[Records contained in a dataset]
-=-=-=-=-
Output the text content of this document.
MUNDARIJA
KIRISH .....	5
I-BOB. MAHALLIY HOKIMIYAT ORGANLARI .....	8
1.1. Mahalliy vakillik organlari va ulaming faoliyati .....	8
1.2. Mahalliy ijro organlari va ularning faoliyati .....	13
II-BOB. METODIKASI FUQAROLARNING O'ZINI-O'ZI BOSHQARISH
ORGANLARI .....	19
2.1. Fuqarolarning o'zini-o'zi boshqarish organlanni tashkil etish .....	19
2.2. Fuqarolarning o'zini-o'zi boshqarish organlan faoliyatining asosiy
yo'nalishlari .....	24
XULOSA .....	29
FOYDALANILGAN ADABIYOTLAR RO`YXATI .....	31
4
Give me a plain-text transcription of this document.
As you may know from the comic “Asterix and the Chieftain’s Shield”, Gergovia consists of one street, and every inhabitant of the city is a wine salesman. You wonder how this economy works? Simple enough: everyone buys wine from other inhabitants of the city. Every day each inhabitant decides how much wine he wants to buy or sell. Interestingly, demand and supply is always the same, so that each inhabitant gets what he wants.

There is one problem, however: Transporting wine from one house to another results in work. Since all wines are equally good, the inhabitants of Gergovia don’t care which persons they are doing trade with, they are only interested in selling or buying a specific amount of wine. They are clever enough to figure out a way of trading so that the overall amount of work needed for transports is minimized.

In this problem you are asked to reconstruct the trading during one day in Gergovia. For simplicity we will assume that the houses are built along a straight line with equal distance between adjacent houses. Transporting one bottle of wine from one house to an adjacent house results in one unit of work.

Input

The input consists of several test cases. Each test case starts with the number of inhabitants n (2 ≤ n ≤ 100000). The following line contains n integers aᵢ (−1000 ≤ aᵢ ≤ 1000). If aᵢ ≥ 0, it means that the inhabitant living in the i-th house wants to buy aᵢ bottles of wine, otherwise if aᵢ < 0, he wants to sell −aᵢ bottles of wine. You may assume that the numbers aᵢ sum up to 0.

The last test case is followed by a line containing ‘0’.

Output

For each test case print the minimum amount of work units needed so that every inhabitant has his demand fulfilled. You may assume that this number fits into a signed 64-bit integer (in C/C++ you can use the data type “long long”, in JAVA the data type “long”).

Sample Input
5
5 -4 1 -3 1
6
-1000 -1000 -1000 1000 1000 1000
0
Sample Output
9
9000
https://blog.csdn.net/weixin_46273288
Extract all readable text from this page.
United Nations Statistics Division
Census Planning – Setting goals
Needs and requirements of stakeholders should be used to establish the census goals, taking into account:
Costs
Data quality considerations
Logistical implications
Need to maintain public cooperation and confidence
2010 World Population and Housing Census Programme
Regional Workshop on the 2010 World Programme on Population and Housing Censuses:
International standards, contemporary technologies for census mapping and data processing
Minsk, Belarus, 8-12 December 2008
-=-=-=-=-
*Problem details*
Give only the number of lines in the material above where the string "Housing" appears.

*The response*
2